---- SELECTED EXTRACT

Paul May

Baffling Black Boxes

16 July 2010

The Reith Lectures are an annual series of lectures given by a significant contemporary figure and broadcast by the BBC. This year's lectures, given by Professor Martin Rees, focused on the challenges faced by humans in the 21st century, and how science might help to overcome these challenges.

A photograph of Professor Martin Rees

The lectures are available as podcasts, and transcripts.

A portion of his final lecture, The Runaway World, really struck me:

The young, here and everywhere, have a natural interest in science - whether focused on space, dinosaurs or tadpoles. The challenge for educators around the world is to sustain this interest beyond the primary school stage. What’s crucial is hands-on involvement - showing not just telling. I want to suggest that the sophistication of modern science is, ironically, and impediment to engaging young people with it.

Newton, when young, made model windmills and clocks; the high-tech artefact of his time. Darwin collected fossils and beetles. Einstein was fascinated by the electric motors and dynamos in his father’s factory. 50 years ago, inquisitive children could take apart a radio set or a motorbike, figure out how it works, and put it together again.

But it’s different today. The artefacts that now pervade you people’s lives; mobile phones and suchlike are baffling black boxes - pure magic to most people. Even if you take them apart you’ll find few clues to their arcane, miniaturised mechanisms, and you certainly can’t put them together again.

There’s now, for the first time, a huge gulf between the artefacts of our everyday life and what even a single expert, let alone the average child, can comprehend.

I think that I agree and disagree with what he’s saying here - so I wanted to unpack my own thoughts a bit.

50 years ago, it was certainly more straightforward for children to break down the things around them into building blocks, and to understand how those building blocks function and interact, but similar opportunities still exist - either by taking apart the same basic objects (which while outnumbered by more complex objects, still exist) or through creative play (through drawing, model-making, chemistry sets, musical instruments and toys like Lego).

--------
---- STORED ROWS

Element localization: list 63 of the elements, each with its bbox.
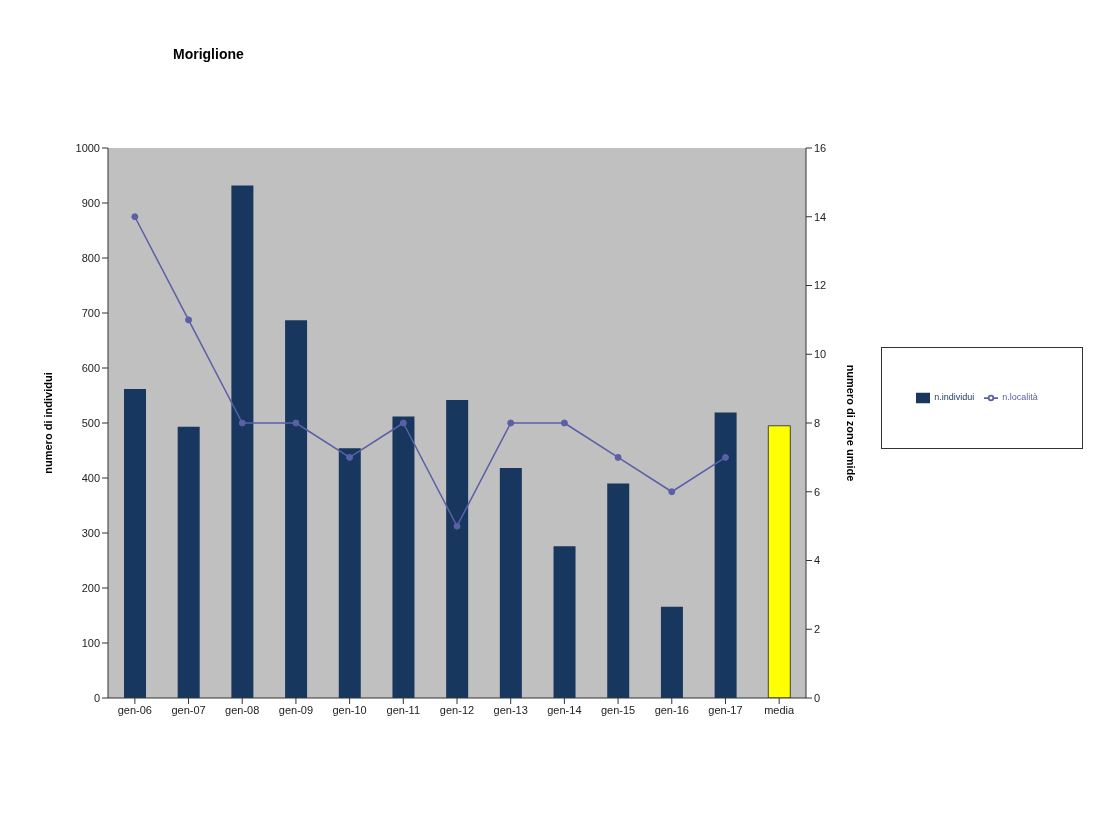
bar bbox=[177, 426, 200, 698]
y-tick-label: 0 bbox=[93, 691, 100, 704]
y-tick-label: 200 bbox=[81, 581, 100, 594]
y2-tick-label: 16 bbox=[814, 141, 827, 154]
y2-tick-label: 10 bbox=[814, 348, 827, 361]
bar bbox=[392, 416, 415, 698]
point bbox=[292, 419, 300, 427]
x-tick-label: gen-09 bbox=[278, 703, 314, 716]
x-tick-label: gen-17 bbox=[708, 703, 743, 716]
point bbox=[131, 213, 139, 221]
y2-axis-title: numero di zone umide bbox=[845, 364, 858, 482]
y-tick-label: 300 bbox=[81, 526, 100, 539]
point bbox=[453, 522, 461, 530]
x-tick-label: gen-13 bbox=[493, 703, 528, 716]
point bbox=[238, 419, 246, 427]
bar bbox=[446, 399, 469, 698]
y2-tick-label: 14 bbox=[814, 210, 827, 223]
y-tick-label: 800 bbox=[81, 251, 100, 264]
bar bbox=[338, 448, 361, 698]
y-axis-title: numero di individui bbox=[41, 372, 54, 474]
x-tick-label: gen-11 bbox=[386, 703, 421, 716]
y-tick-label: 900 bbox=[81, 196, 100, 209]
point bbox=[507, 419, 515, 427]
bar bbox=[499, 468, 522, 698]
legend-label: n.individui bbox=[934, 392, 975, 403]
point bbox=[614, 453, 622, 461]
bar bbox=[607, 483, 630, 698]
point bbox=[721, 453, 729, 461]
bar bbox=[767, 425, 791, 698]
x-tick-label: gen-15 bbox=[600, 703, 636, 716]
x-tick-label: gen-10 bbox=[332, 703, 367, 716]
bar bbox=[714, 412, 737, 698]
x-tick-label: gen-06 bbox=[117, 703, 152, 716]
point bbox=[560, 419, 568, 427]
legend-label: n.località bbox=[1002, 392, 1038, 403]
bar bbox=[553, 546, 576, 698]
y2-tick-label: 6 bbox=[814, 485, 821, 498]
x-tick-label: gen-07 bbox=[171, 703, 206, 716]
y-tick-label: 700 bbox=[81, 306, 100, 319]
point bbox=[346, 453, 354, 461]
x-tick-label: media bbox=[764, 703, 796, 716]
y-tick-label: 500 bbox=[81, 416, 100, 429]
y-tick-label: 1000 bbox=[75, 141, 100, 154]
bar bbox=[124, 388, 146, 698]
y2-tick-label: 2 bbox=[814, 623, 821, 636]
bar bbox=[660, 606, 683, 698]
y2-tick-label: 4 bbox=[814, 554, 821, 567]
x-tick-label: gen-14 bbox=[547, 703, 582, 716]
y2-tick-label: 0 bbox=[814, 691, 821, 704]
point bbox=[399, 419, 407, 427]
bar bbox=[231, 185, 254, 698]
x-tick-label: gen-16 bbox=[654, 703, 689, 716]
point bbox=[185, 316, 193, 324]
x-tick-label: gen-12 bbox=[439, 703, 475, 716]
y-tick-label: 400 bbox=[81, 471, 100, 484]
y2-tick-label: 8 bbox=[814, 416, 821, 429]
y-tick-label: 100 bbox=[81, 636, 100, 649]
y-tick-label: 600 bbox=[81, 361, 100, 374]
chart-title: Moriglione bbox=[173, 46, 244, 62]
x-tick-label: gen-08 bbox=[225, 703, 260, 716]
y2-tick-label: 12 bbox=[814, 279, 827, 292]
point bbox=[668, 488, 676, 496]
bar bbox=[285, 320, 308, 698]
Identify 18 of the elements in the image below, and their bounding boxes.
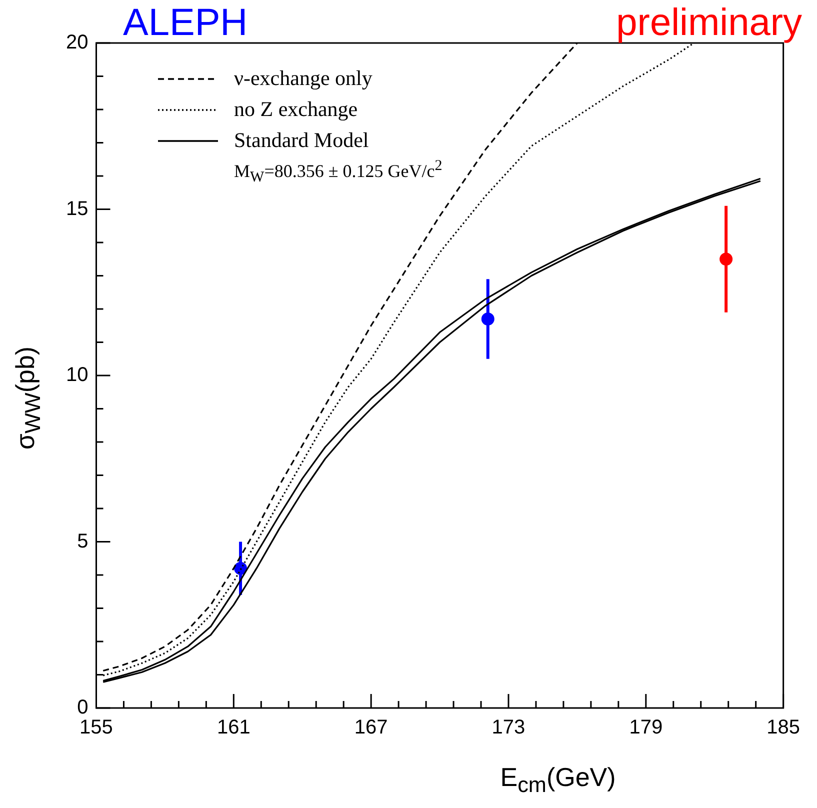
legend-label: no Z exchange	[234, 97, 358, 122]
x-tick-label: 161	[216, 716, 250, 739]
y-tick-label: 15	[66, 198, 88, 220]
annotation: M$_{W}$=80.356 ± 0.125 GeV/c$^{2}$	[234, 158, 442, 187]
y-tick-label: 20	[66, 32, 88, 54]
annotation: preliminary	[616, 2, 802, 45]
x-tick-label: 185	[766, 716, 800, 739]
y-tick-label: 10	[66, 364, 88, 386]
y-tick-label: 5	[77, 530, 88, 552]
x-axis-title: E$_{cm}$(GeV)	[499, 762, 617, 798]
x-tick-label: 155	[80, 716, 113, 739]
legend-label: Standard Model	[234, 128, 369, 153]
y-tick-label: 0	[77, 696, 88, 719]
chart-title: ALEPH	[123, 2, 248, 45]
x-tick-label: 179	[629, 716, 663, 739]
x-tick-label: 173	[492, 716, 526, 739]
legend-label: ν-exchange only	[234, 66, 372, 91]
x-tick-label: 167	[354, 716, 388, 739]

--------

# GIVEN PROBLEM 1
In the post, what did Einstein find fascinating in his father's factory?
# GIVEN PROBLEM 2
Retype the post from "A portion of" up to and including "people with it.".
Use only the post to answer.

# WRITTEN REPLY 1
The electric motors and dynamos.

# WRITTEN REPLY 2
A portion of his final lecture, The Runaway World, really struck me:

The young, here and everywhere, have a natural interest in science - whether focused on space, dinosaurs or tadpoles. The challenge for educators around the world is to sustain this interest beyond the primary school stage. What’s crucial is hands-on involvement - showing not just telling. I want to suggest that the sophistication of modern science is, ironically, and impediment to engaging young people with it.